Goal of the exercise
Reproduce every one of the following entries line for line, keeping each character, space, and number unchanged.

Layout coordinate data
[Begin]
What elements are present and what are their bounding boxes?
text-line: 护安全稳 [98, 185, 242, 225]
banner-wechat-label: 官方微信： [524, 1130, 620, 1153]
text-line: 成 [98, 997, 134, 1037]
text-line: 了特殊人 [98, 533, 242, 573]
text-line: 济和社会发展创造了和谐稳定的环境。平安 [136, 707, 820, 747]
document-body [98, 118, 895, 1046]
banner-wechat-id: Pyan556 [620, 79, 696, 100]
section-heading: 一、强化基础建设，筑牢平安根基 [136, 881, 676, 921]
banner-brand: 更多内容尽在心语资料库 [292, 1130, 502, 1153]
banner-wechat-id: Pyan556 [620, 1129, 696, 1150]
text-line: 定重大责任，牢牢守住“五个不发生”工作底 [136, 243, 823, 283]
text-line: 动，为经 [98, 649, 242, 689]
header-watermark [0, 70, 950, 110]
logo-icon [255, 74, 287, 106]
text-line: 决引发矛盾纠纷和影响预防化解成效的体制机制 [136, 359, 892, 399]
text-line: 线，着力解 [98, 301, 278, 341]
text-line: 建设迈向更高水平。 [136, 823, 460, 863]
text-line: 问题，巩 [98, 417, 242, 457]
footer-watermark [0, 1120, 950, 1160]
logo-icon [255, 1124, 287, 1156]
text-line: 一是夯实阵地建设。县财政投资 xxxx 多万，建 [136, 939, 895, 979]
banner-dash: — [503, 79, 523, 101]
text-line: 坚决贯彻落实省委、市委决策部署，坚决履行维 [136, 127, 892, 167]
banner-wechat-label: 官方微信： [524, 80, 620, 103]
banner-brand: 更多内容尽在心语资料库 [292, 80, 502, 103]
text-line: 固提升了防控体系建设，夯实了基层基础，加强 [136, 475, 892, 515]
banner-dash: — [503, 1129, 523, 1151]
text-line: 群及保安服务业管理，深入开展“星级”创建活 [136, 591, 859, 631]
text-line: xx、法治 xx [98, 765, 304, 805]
[End]
Complete response
What elements are present and what are their bounding boxes?
text-line: 护安全稳 [98, 185, 242, 225]
banner-wechat-label: 官方微信： [524, 1130, 620, 1153]
text-line: 成 [98, 997, 134, 1037]
text-line: 了特殊人 [98, 533, 242, 573]
text-line: 济和社会发展创造了和谐稳定的环境。平安 [136, 707, 820, 747]
document-body [98, 118, 895, 1046]
banner-wechat-id: Pyan556 [620, 79, 696, 100]
section-heading: 一、强化基础建设，筑牢平安根基 [136, 881, 676, 921]
banner-brand: 更多内容尽在心语资料库 [292, 1130, 502, 1153]
banner-wechat-id: Pyan556 [620, 1129, 696, 1150]
text-line: 定重大责任，牢牢守住“五个不发生”工作底 [136, 243, 823, 283]
text-line: 动，为经 [98, 649, 242, 689]
header-watermark [0, 70, 950, 110]
logo-icon [255, 74, 287, 106]
text-line: 决引发矛盾纠纷和影响预防化解成效的体制机制 [136, 359, 892, 399]
text-line: 线，着力解 [98, 301, 278, 341]
text-line: 建设迈向更高水平。 [136, 823, 460, 863]
text-line: 问题，巩 [98, 417, 242, 457]
footer-watermark [0, 1120, 950, 1160]
logo-icon [255, 1124, 287, 1156]
text-line: 一是夯实阵地建设。县财政投资 xxxx 多万，建 [136, 939, 895, 979]
banner-dash: — [503, 79, 523, 101]
text-line: 坚决贯彻落实省委、市委决策部署，坚决履行维 [136, 127, 892, 167]
banner-wechat-label: 官方微信： [524, 80, 620, 103]
banner-brand: 更多内容尽在心语资料库 [292, 80, 502, 103]
text-line: 固提升了防控体系建设，夯实了基层基础，加强 [136, 475, 892, 515]
banner-dash: — [503, 1129, 523, 1151]
text-line: 群及保安服务业管理，深入开展“星级”创建活 [136, 591, 859, 631]
text-line: xx、法治 xx [98, 765, 304, 805]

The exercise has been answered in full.